Copy out the data exactly, leaving the pictures behind.

-- START Records provided --

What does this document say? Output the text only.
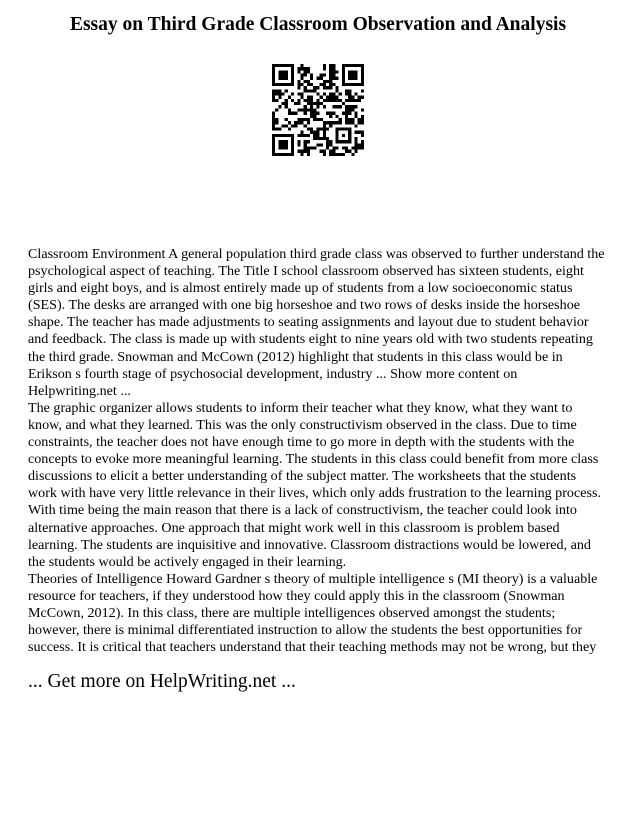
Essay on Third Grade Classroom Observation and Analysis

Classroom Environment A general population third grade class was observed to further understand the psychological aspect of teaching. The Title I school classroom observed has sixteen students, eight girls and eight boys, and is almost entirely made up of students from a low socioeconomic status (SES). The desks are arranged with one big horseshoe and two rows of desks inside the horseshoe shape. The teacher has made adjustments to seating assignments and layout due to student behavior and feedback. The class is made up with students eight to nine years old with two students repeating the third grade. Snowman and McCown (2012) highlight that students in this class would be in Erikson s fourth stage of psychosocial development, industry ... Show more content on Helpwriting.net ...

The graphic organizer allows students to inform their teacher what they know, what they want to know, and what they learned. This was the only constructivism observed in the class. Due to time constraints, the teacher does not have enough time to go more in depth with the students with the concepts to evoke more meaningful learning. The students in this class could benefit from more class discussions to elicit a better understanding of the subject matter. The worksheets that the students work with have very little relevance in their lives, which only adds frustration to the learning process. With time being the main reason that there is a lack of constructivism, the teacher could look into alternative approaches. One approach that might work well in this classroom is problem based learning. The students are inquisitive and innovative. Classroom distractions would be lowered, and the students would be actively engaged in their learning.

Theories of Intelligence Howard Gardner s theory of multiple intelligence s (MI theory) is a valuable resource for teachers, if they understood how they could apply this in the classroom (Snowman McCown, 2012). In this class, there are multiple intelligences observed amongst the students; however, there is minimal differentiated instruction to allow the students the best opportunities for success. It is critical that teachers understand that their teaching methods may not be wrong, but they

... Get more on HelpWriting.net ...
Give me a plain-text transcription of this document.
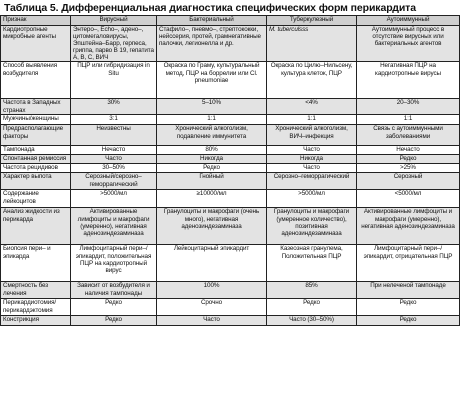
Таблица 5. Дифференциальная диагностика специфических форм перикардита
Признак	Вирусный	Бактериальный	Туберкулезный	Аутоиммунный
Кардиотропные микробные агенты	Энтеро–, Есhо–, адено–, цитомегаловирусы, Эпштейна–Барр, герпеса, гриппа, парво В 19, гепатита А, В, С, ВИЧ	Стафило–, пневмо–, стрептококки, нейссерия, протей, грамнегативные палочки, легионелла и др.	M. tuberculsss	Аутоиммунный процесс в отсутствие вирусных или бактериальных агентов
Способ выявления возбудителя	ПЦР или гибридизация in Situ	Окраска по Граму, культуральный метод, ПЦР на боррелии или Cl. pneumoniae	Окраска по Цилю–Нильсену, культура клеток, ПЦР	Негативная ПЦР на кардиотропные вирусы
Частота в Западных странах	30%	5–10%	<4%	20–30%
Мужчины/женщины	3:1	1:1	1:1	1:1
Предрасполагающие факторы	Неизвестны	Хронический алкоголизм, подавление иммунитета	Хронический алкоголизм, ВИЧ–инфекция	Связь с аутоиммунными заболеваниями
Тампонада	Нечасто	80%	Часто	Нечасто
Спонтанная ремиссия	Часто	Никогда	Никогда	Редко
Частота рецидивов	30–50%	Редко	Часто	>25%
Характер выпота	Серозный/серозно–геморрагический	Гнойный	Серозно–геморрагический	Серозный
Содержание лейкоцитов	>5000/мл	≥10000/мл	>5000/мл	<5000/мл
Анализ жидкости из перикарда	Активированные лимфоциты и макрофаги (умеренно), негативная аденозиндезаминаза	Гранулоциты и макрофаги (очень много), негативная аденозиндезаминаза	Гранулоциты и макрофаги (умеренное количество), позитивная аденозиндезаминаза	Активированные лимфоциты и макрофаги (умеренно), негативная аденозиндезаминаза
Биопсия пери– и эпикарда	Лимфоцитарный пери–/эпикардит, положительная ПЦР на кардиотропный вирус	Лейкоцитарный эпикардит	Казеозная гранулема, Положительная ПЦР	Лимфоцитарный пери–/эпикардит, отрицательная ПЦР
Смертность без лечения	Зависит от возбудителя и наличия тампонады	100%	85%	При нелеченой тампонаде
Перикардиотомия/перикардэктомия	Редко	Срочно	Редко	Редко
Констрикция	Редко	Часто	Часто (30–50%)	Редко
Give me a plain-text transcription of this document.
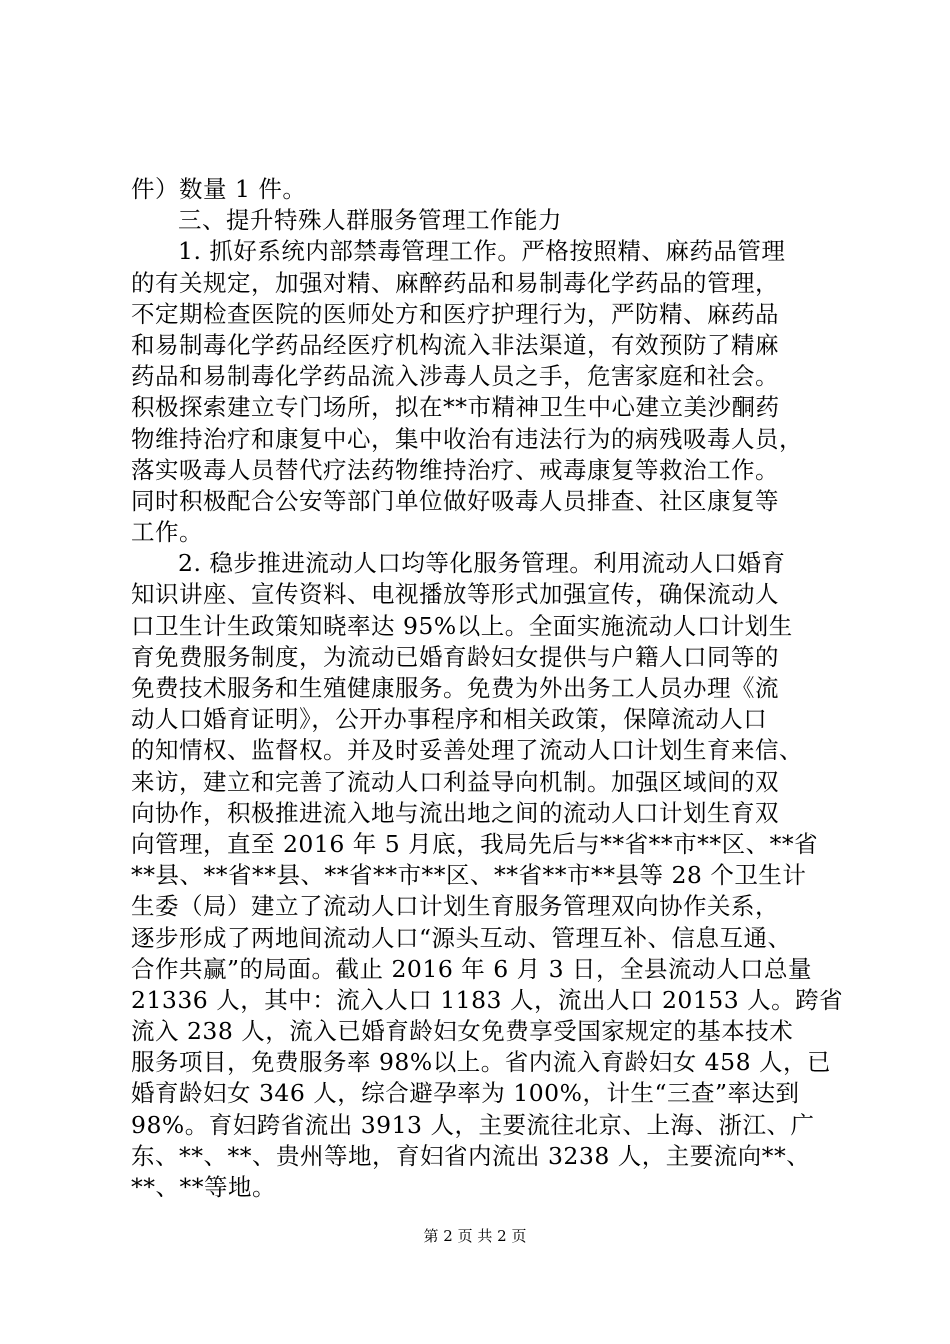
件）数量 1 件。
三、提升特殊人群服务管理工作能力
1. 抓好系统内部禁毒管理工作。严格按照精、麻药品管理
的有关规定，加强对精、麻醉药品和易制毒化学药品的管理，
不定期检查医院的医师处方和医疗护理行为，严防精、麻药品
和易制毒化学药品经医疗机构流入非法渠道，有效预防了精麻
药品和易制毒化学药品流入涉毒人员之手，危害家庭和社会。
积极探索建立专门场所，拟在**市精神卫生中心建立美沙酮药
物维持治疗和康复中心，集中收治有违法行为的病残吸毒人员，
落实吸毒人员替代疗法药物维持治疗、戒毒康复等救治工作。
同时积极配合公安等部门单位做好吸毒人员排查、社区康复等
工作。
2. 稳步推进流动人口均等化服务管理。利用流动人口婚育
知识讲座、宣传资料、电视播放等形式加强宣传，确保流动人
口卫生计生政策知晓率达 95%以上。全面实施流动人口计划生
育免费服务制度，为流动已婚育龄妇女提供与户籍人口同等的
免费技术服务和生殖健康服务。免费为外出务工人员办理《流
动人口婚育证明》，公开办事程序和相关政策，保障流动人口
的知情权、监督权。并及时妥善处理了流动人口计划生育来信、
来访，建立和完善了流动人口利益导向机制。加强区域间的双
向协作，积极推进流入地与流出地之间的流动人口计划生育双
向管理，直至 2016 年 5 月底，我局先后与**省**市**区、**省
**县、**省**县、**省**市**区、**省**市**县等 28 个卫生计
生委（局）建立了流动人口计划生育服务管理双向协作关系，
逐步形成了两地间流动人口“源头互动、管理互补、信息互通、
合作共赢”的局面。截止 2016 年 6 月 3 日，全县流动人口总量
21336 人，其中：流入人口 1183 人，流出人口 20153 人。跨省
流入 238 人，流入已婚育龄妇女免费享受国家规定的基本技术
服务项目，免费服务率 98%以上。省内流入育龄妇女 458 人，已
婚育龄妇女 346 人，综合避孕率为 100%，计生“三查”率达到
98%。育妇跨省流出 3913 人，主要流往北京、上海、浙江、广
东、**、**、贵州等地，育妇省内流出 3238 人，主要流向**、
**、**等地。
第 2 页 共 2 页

-- END Records provided --

**Exercise answer**
What does this document say? Output the text only.
Essay on Third Grade Classroom Observation and Analysis

Classroom Environment A general population third grade class was observed to further understand the psychological aspect of teaching. The Title I school classroom observed has sixteen students, eight girls and eight boys, and is almost entirely made up of students from a low socioeconomic status (SES). The desks are arranged with one big horseshoe and two rows of desks inside the horseshoe shape. The teacher has made adjustments to seating assignments and layout due to student behavior and feedback. The class is made up with students eight to nine years old with two students repeating the third grade. Snowman and McCown (2012) highlight that students in this class would be in Erikson s fourth stage of psychosocial development, industry ... Show more content on Helpwriting.net ...

The graphic organizer allows students to inform their teacher what they know, what they want to know, and what they learned. This was the only constructivism observed in the class. Due to time constraints, the teacher does not have enough time to go more in depth with the students with the concepts to evoke more meaningful learning. The students in this class could benefit from more class discussions to elicit a better understanding of the subject matter. The worksheets that the students work with have very little relevance in their lives, which only adds frustration to the learning process. With time being the main reason that there is a lack of constructivism, the teacher could look into alternative approaches. One approach that might work well in this classroom is problem based learning. The students are inquisitive and innovative. Classroom distractions would be lowered, and the students would be actively engaged in their learning.

Theories of Intelligence Howard Gardner s theory of multiple intelligence s (MI theory) is a valuable resource for teachers, if they understood how they could apply this in the classroom (Snowman McCown, 2012). In this class, there are multiple intelligences observed amongst the students; however, there is minimal differentiated instruction to allow the students the best opportunities for success. It is critical that teachers understand that their teaching methods may not be wrong, but they

... Get more on HelpWriting.net ...
Give me a plain-text transcription of this document.
Таблица 5. Дифференциальная диагностика специфических форм перикардита
Признак	Вирусный	Бактериальный	Туберкулезный	Аутоиммунный
Кардиотропные микробные агенты	Энтеро–, Есhо–, адено–, цитомегаловирусы, Эпштейна–Барр, герпеса, гриппа, парво В 19, гепатита А, В, С, ВИЧ	Стафило–, пневмо–, стрептококки, нейссерия, протей, грамнегативные палочки, легионелла и др.	M. tuberculsss	Аутоиммунный процесс в отсутствие вирусных или бактериальных агентов
Способ выявления возбудителя	ПЦР или гибридизация in Situ	Окраска по Граму, культуральный метод, ПЦР на боррелии или Cl. pneumoniae	Окраска по Цилю–Нильсену, культура клеток, ПЦР	Негативная ПЦР на кардиотропные вирусы
Частота в Западных странах	30%	5–10%	<4%	20–30%
Мужчины/женщины	3:1	1:1	1:1	1:1
Предрасполагающие факторы	Неизвестны	Хронический алкоголизм, подавление иммунитета	Хронический алкоголизм, ВИЧ–инфекция	Связь с аутоиммунными заболеваниями
Тампонада	Нечасто	80%	Часто	Нечасто
Спонтанная ремиссия	Часто	Никогда	Никогда	Редко
Частота рецидивов	30–50%	Редко	Часто	>25%
Характер выпота	Серозный/серозно–геморрагический	Гнойный	Серозно–геморрагический	Серозный
Содержание лейкоцитов	>5000/мл	≥10000/мл	>5000/мл	<5000/мл
Анализ жидкости из перикарда	Активированные лимфоциты и макрофаги (умеренно), негативная аденозиндезаминаза	Гранулоциты и макрофаги (очень много), негативная аденозиндезаминаза	Гранулоциты и макрофаги (умеренное количество), позитивная аденозиндезаминаза	Активированные лимфоциты и макрофаги (умеренно), негативная аденозиндезаминаза
Биопсия пери– и эпикарда	Лимфоцитарный пери–/эпикардит, положительная ПЦР на кардиотропный вирус	Лейкоцитарный эпикардит	Казеозная гранулема, Положительная ПЦР	Лимфоцитарный пери–/эпикардит, отрицательная ПЦР
Смертность без лечения	Зависит от возбудителя и наличия тампонады	100%	85%	При нелеченой тампонаде
Перикардиотомия/перикардэктомия	Редко	Срочно	Редко	Редко
Констрикция	Редко	Часто	Часто (30–50%)	Редко
Give me a plain-text transcription of this document.
件）数量 1 件。
三、提升特殊人群服务管理工作能力
1. 抓好系统内部禁毒管理工作。严格按照精、麻药品管理
的有关规定，加强对精、麻醉药品和易制毒化学药品的管理，
不定期检查医院的医师处方和医疗护理行为，严防精、麻药品
和易制毒化学药品经医疗机构流入非法渠道，有效预防了精麻
药品和易制毒化学药品流入涉毒人员之手，危害家庭和社会。
积极探索建立专门场所，拟在**市精神卫生中心建立美沙酮药
物维持治疗和康复中心，集中收治有违法行为的病残吸毒人员，
落实吸毒人员替代疗法药物维持治疗、戒毒康复等救治工作。
同时积极配合公安等部门单位做好吸毒人员排查、社区康复等
工作。
2. 稳步推进流动人口均等化服务管理。利用流动人口婚育
知识讲座、宣传资料、电视播放等形式加强宣传，确保流动人
口卫生计生政策知晓率达 95%以上。全面实施流动人口计划生
育免费服务制度，为流动已婚育龄妇女提供与户籍人口同等的
免费技术服务和生殖健康服务。免费为外出务工人员办理《流
动人口婚育证明》，公开办事程序和相关政策，保障流动人口
的知情权、监督权。并及时妥善处理了流动人口计划生育来信、
来访，建立和完善了流动人口利益导向机制。加强区域间的双
向协作，积极推进流入地与流出地之间的流动人口计划生育双
向管理，直至 2016 年 5 月底，我局先后与**省**市**区、**省
**县、**省**县、**省**市**区、**省**市**县等 28 个卫生计
生委（局）建立了流动人口计划生育服务管理双向协作关系，
逐步形成了两地间流动人口“源头互动、管理互补、信息互通、
合作共赢”的局面。截止 2016 年 6 月 3 日，全县流动人口总量
21336 人，其中：流入人口 1183 人，流出人口 20153 人。跨省
流入 238 人，流入已婚育龄妇女免费享受国家规定的基本技术
服务项目，免费服务率 98%以上。省内流入育龄妇女 458 人，已
婚育龄妇女 346 人，综合避孕率为 100%，计生“三查”率达到
98%。育妇跨省流出 3913 人，主要流往北京、上海、浙江、广
东、**、**、贵州等地，育妇省内流出 3238 人，主要流向**、
**、**等地。
第 2 页 共 2 页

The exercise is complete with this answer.